▶ _GEZEIGTE DATEN_:
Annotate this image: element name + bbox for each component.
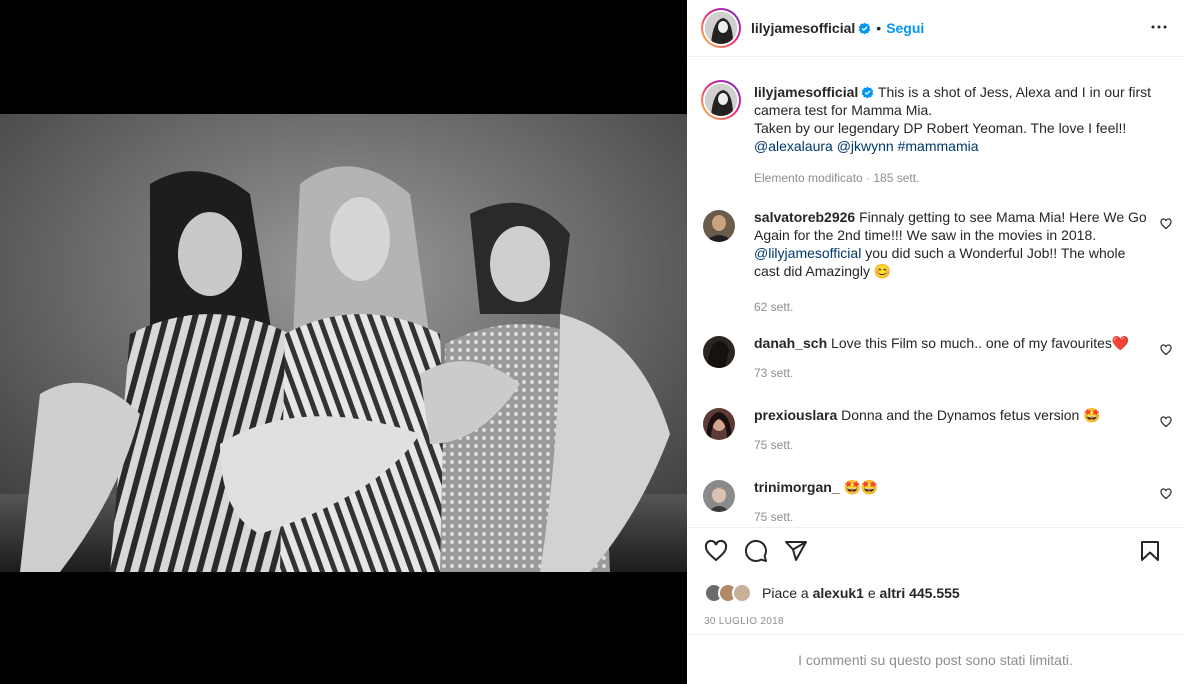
author-username[interactable]: lilyjamesofficial [751, 20, 855, 36]
post-dialog: lilyjamesofficial • Segui lilyjamesoffic… [0, 0, 1184, 684]
comment-emoji: 🤩🤩 [843, 479, 879, 495]
separator-dot: • [876, 20, 882, 36]
comment-username[interactable]: salvatoreb2926 [754, 209, 855, 225]
caption-meta: Elemento modificato · 185 sett. [754, 171, 920, 185]
caption-tag[interactable]: @jkwynn [837, 138, 894, 154]
comment-body: salvatoreb2926 Finnaly getting to see Ma… [754, 208, 1148, 316]
comment-like-heart-icon[interactable] [1160, 415, 1172, 431]
likes-summary: Piace a alexuk1 e altri 445.555 [704, 583, 960, 603]
comment-time: 75 sett. [754, 438, 794, 452]
likes-prefix: Piace a [762, 585, 809, 601]
liker-avatar[interactable] [732, 583, 752, 603]
commenter-avatar[interactable] [703, 480, 735, 512]
comment-body: danah_sch Love this Film so much.. one o… [754, 334, 1148, 382]
post-date[interactable]: 30 luglio 2018 [704, 616, 784, 627]
post-panel: lilyjamesofficial • Segui lilyjamesoffic… [687, 0, 1184, 684]
photo-graphic [0, 114, 687, 572]
comment-username[interactable]: trinimorgan_ [754, 479, 840, 495]
comment-emoji: 😊 [873, 263, 892, 279]
comment-mention[interactable]: @lilyjamesofficial [754, 245, 861, 261]
verified-badge-icon [861, 86, 874, 99]
comment-emoji: ❤️ [1111, 335, 1130, 351]
paper-plane-icon[interactable] [784, 539, 808, 566]
post-header: lilyjamesofficial • Segui [687, 0, 1184, 57]
caption-line2: Taken by our legendary DP Robert Yeoman.… [754, 120, 1127, 136]
follow-button[interactable]: Segui [886, 20, 924, 36]
comments-limited-notice: I commenti su questo post sono stati lim… [687, 634, 1184, 684]
likes-others[interactable]: altri 445.555 [880, 585, 960, 601]
likes-user[interactable]: alexuk1 [813, 585, 864, 601]
comment-like-heart-icon[interactable] [1160, 487, 1172, 503]
comment-body: trinimorgan_ 🤩🤩 75 sett. [754, 478, 1148, 526]
more-dots-icon[interactable] [1150, 18, 1168, 39]
media-pane [0, 0, 687, 684]
comment-username[interactable]: danah_sch [754, 335, 827, 351]
commenter-avatar[interactable] [703, 408, 735, 440]
comment-text: Love this Film so much.. one of my favou… [831, 335, 1112, 351]
caption-tag[interactable]: #mammamia [898, 138, 979, 154]
comment-time: 73 sett. [754, 366, 794, 380]
caption-author-avatar[interactable] [701, 80, 741, 120]
comment-text: Donna and the Dynamos fetus version [841, 407, 1080, 423]
comment-icon[interactable] [744, 539, 768, 566]
likes-joiner: e [867, 585, 876, 601]
comment-emoji: 🤩 [1083, 407, 1101, 423]
bookmark-icon[interactable] [1138, 539, 1162, 566]
comment-username[interactable]: prexiouslara [754, 407, 837, 423]
verified-badge-icon [858, 22, 871, 34]
author-avatar[interactable] [701, 8, 741, 48]
commenter-avatar[interactable] [703, 336, 735, 368]
commenter-avatar[interactable] [703, 210, 735, 242]
comments-scroll[interactable]: lilyjamesofficial This is a shot of Jess… [687, 58, 1184, 528]
comment-time: 75 sett. [754, 510, 794, 524]
comment-time: 62 sett. [754, 300, 794, 314]
avatar-photo [705, 84, 737, 116]
caption-body: lilyjamesofficial This is a shot of Jess… [754, 83, 1170, 187]
caption-username[interactable]: lilyjamesofficial [754, 84, 858, 100]
post-photo[interactable] [0, 114, 687, 572]
comment-like-heart-icon[interactable] [1160, 217, 1172, 233]
heart-icon[interactable] [704, 539, 728, 566]
avatar-photo [705, 12, 737, 44]
action-bar [704, 539, 1174, 569]
comment-body: prexiouslara Donna and the Dynamos fetus… [754, 406, 1148, 454]
caption-tag[interactable]: @alexalaura [754, 138, 833, 154]
comment-like-heart-icon[interactable] [1160, 343, 1172, 359]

▶ _DEINE AUFGABE_: Filtere die Zeilen oben und schreib jede ab, in der das Wort „emoji“ vorkommt. Groß- und Kleinschreibung zählt dabei.

▶ _ERGEBNIS_:
comment-emoji: 🤩🤩 [843, 479, 879, 495]
comment-emoji: 😊 [873, 263, 892, 279]
comment-emoji: ❤️ [1111, 335, 1130, 351]
comment-emoji: 🤩 [1083, 407, 1101, 423]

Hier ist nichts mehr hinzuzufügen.